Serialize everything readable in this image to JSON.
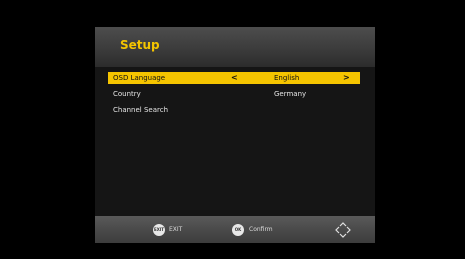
{
  "header": {
    "title": "Setup"
  },
  "menu": {
    "items": [
      {
        "label": "OSD Language",
        "value": "English",
        "arrow_left": "<",
        "arrow_right": ">"
      },
      {
        "label": "Country",
        "value": "Germany"
      },
      {
        "label": "Channel Search",
        "value": ""
      }
    ]
  },
  "footer": {
    "exit_key": "EXIT",
    "exit_label": "EXIT",
    "ok_key": "OK",
    "ok_label": "Confirm",
    "nav_icon": "dpad-icon"
  },
  "colors": {
    "accent": "#f5c400",
    "title": "#f3c400",
    "panel": "#151515"
  }
}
☆ ☆ ☆
* _Written instruction_:
Quote the full listing above word for word; exclude every picture from the copy.

* _Exercise response_:
Serialize everything readable in this image to JSON.
{
  "header": {
    "title": "Setup"
  },
  "menu": {
    "items": [
      {
        "label": "OSD Language",
        "value": "English",
        "arrow_left": "<",
        "arrow_right": ">"
      },
      {
        "label": "Country",
        "value": "Germany"
      },
      {
        "label": "Channel Search",
        "value": ""
      }
    ]
  },
  "footer": {
    "exit_key": "EXIT",
    "exit_label": "EXIT",
    "ok_key": "OK",
    "ok_label": "Confirm",
    "nav_icon": "dpad-icon"
  },
  "colors": {
    "accent": "#f5c400",
    "title": "#f3c400",
    "panel": "#151515"
  }
}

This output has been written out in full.